-- START OF Given entries --

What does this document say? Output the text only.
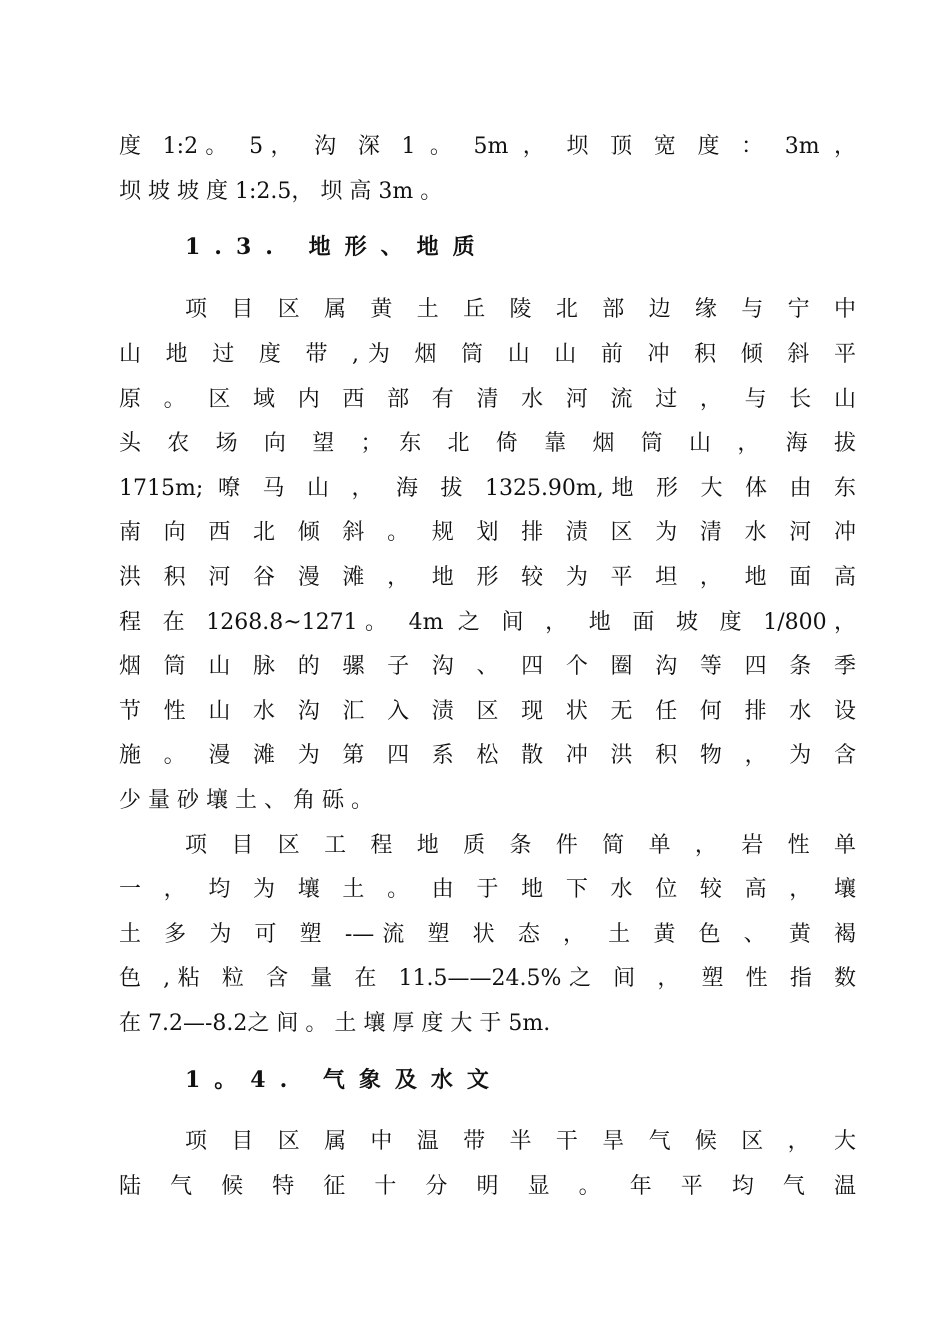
度 1:2。 5， 沟 深 1 。 5m ， 坝 顶 宽 度 ： 3m ，
坝 坡 坡 度 1:2.5， 坝 高 3m 。
1.3. 地形、地质
项 目 区 属 黄 土 丘 陵 北 部 边 缘 与 宁 中
山 地 过 度 带 ,为 烟 筒 山 山 前 冲 积 倾 斜 平
原 。 区 域 内 西 部 有 清 水 河 流 过 ， 与 长 山
头 农 场 向 望 ； 东 北 倚 靠 烟 筒 山 ， 海 拔
1715m; 嘹 马 山 ， 海 拔 1325.90m,地 形 大 体 由 东
南 向 西 北 倾 斜 。 规 划 排 渍 区 为 清 水 河 冲
洪 积 河 谷 漫 滩 ， 地 形 较 为 平 坦 ， 地 面 高
程 在 1268.8~1271。 4m 之 间 ， 地 面 坡 度 1/800，
烟 筒 山 脉 的 骡 子 沟 、 四 个 圈 沟 等 四 条 季
节 性 山 水 沟 汇 入 渍 区 现 状 无 任 何 排 水 设
施 。 漫 滩 为 第 四 系 松 散 冲 洪 积 物 ， 为 含
少 量 砂 壤 土 、 角 砾 。
项 目 区 工 程 地 质 条 件 简 单 ， 岩 性 单
一 ， 均 为 壤 土 。 由 于 地 下 水 位 较 高 ， 壤
土 多 为 可 塑 -—流 塑 状 态 ， 土 黄 色 、 黄 褐
色 ,粘 粒 含 量 在 11.5——24.5%之 间 ， 塑 性 指 数
在 7.2—-8.2之 间 。 土 壤 厚 度 大 于 5m.
1。4. 气象及水文
项 目 区 属 中 温 带 半 干 旱 气 候 区 ， 大
陆 气 候 特 征 十 分 明 显 。 年 平 均 气 温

-- END OF Given entries --

◆ **Written instruction**
Reproduce all of the data exactly, omitting each picture it holds.

◆ **Answer**
What does this document say? Output the text only.
度 1:2。 5， 沟 深 1 。 5m ， 坝 顶 宽 度 ： 3m ，
坝 坡 坡 度 1:2.5， 坝 高 3m 。
1.3. 地形、地质
项 目 区 属 黄 土 丘 陵 北 部 边 缘 与 宁 中
山 地 过 度 带 ,为 烟 筒 山 山 前 冲 积 倾 斜 平
原 。 区 域 内 西 部 有 清 水 河 流 过 ， 与 长 山
头 农 场 向 望 ； 东 北 倚 靠 烟 筒 山 ， 海 拔
1715m; 嘹 马 山 ， 海 拔 1325.90m,地 形 大 体 由 东
南 向 西 北 倾 斜 。 规 划 排 渍 区 为 清 水 河 冲
洪 积 河 谷 漫 滩 ， 地 形 较 为 平 坦 ， 地 面 高
程 在 1268.8~1271。 4m 之 间 ， 地 面 坡 度 1/800，
烟 筒 山 脉 的 骡 子 沟 、 四 个 圈 沟 等 四 条 季
节 性 山 水 沟 汇 入 渍 区 现 状 无 任 何 排 水 设
施 。 漫 滩 为 第 四 系 松 散 冲 洪 积 物 ， 为 含
少 量 砂 壤 土 、 角 砾 。
项 目 区 工 程 地 质 条 件 简 单 ， 岩 性 单
一 ， 均 为 壤 土 。 由 于 地 下 水 位 较 高 ， 壤
土 多 为 可 塑 -—流 塑 状 态 ， 土 黄 色 、 黄 褐
色 ,粘 粒 含 量 在 11.5——24.5%之 间 ， 塑 性 指 数
在 7.2—-8.2之 间 。 土 壤 厚 度 大 于 5m.
1。4. 气象及水文
项 目 区 属 中 温 带 半 干 旱 气 候 区 ， 大
陆 气 候 特 征 十 分 明 显 。 年 平 均 气 温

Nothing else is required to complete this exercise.